**Problem statement:**
Starting at the words "It sounds like" and stopping after "from the inside.", quote the Scrivener project explanation below word for word.

**Text segment:**

It sounds like you’ve probably got it now, but I’ll just go over a few points to make sure it’s all clear. First, your project is actually an entire folder with subfolders and documents, the “projectname”.scriv folder. When you create a project or do a “Save As”, you’re saving an entire folder structure, not a single document. So for instance, if you wanted to copy the project in Explorer to back it up or email it to someone, you would need to copy the entire .scriv folder, not just pieces of it from the inside.
Since that whole folder is your project, you can’t save other projects (or the same project) inside the .scriv folder. That would cause a mess, and Scrivener doesn’t permit you to do it.* You can overwrite the whole folder, as you discovered, provided that the project you’re overwriting isn’t open; you just have to trick the dialogue into it by typing the name in yourself rather than selecting it from the browser. So one thing to watch out for here is just to be aware that when you use the “Save As” function, as in other programs, the project you have open is now that project at the new path specified when you did Save As. E.g. if you had Documents\ProjectA.scriv open and did a “Save As” to create Dropbox\ProjectA.scriv, you’re now working in the Dropbox\ProjectA.scriv project and if you try to “Save As” again to Dropbox with the same “ProjectA” name, you won’t be allowed. You could however overwrite Documents\ProjectA.scriv at that point.
Given the confusion that can arise from that, I personally like to use the File>Backup Project To… command to create backup copies; that way I’m only ever working in one project, Documents\MyProject.scriv, but I can save copies to Dropbox or where have you. “Save As” is more for forking your project, where you save Project A as Project B so that you can continue with Project A while also reusing some of your resources for Project B, for instance: you end up with two different projects, each of which is still being actively worked on. Obviously if you’ve been doing Save As for the backup copy thing for a long time now you may have a tight, workable system, and that’s fine, it’s perfectly allowable; I just wanted to throw the backup idea out there since Scrivener has that built in for just this purpose.

**Data:**
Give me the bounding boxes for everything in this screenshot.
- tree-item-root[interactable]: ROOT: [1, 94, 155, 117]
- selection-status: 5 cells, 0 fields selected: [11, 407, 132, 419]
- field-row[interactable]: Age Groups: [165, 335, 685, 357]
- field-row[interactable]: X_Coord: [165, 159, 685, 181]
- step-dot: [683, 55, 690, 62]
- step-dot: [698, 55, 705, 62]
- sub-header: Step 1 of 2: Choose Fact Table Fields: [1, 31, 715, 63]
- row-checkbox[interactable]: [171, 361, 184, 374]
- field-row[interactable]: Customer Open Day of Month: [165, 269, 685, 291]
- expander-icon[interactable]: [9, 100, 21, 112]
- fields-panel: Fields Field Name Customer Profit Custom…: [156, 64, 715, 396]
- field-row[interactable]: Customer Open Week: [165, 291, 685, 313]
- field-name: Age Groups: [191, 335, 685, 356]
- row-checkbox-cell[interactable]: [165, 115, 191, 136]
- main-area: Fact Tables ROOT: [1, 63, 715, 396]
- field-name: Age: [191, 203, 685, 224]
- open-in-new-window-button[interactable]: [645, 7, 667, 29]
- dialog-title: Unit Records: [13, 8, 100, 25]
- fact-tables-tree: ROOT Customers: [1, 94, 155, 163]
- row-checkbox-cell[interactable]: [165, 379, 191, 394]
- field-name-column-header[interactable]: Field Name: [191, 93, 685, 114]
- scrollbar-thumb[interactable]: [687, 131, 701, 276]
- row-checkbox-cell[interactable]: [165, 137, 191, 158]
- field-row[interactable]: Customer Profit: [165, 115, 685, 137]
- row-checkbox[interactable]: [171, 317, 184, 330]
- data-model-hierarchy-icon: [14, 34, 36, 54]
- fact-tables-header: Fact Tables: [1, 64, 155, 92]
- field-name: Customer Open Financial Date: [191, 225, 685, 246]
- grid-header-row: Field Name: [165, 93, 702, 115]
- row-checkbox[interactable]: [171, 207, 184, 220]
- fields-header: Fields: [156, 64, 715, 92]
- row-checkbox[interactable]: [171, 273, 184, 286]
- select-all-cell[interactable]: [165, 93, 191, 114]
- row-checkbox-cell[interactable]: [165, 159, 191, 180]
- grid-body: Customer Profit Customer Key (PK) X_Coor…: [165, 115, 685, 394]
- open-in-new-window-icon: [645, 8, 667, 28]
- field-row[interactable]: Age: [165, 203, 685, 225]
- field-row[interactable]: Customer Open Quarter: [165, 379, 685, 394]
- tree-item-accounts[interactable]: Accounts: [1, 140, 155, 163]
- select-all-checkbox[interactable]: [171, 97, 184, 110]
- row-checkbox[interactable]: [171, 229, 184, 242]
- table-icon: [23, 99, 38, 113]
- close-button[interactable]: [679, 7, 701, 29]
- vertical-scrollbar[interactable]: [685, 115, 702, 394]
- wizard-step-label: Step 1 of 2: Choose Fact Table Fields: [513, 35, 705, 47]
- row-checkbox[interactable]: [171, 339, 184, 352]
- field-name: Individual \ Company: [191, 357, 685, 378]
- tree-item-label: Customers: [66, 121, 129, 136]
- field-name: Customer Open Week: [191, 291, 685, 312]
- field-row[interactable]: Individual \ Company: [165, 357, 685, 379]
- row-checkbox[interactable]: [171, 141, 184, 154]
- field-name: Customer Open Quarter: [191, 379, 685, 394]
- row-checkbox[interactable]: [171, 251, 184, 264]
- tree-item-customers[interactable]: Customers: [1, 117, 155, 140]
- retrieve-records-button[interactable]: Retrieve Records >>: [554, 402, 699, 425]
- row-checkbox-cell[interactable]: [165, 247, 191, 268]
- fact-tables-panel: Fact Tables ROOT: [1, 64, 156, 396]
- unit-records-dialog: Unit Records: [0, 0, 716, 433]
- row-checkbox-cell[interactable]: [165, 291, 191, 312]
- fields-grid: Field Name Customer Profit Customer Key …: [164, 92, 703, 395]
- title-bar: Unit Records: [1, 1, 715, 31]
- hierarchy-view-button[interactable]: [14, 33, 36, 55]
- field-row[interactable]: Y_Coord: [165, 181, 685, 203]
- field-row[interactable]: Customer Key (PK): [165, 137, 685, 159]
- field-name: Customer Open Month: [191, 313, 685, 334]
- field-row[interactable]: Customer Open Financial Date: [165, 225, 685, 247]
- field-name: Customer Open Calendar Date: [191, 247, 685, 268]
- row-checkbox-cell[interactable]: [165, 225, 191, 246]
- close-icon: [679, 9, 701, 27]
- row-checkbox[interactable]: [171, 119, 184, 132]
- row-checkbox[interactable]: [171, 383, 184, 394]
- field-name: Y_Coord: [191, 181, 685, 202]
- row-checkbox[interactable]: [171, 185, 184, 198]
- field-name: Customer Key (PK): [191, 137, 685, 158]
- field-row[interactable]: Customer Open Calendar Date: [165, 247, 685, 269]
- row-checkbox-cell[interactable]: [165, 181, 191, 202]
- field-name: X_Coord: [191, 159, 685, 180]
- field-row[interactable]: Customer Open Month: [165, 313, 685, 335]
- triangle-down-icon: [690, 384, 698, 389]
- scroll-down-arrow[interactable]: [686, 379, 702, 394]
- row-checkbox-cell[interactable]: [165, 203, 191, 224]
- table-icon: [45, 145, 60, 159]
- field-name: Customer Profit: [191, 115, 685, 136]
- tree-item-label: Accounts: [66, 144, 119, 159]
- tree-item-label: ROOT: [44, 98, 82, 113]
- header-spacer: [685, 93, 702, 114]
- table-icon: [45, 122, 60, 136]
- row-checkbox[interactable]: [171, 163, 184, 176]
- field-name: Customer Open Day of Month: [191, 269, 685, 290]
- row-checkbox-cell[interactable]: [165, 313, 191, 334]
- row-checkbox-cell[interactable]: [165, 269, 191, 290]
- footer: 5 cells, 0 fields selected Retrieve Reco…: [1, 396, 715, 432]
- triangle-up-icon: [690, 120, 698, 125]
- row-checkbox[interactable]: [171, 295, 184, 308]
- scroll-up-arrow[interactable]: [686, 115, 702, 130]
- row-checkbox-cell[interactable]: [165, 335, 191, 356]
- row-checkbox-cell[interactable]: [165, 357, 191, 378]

**Task answer:**
It sounds like you’ve probably got it now, but I’ll just go over a few points to make sure it’s all clear. First, your project is actually an entire folder with subfolders and documents, the “projectname”.scriv folder. When you create a project or do a “Save As”, you’re saving an entire folder structure, not a single document. So for instance, if you wanted to copy the project in Explorer to back it up or email it to someone, you would need to copy the entire .scriv folder, not just pieces of it from the inside.